> [WORK REQUIRED]
Locate all lines with the word "izglītība". Copy them.

> [Entries from a visual dataset]
= = = = = = =

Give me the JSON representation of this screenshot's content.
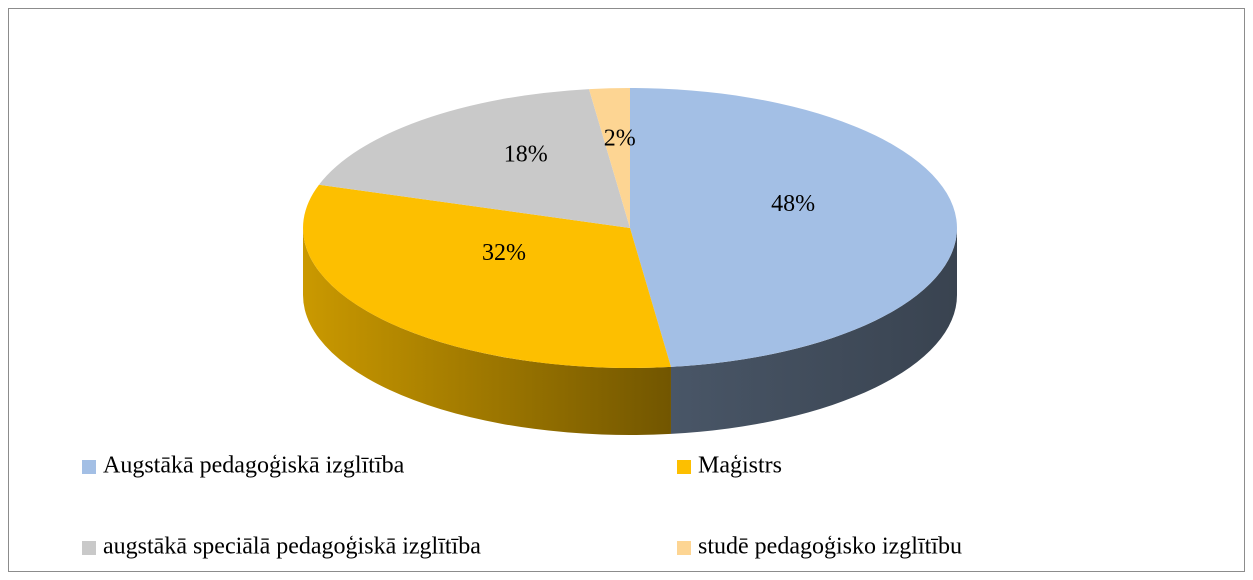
{
  "chart_data": {
    "type": "pie",
    "3d": true,
    "categories": [
      "Augstākā pedagoģiskā izglītība",
      "Maģistrs",
      "augstākā speciālā pedagoģiskā izglītība",
      "studē pedagoģisko izglītību"
    ],
    "values": [
      48,
      32,
      18,
      2
    ],
    "value_labels": [
      "48%",
      "32%",
      "18%",
      "2%"
    ],
    "colors": [
      "#a3bfe5",
      "#fdbf00",
      "#c9c9c9",
      "#fdd593"
    ],
    "legend": "bottom"
  }
}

= = = = = = =

> [THE SOLUTION]
      "Augstākā pedagoģiskā izglītība",
      "augstākā speciālā pedagoģiskā izglītība",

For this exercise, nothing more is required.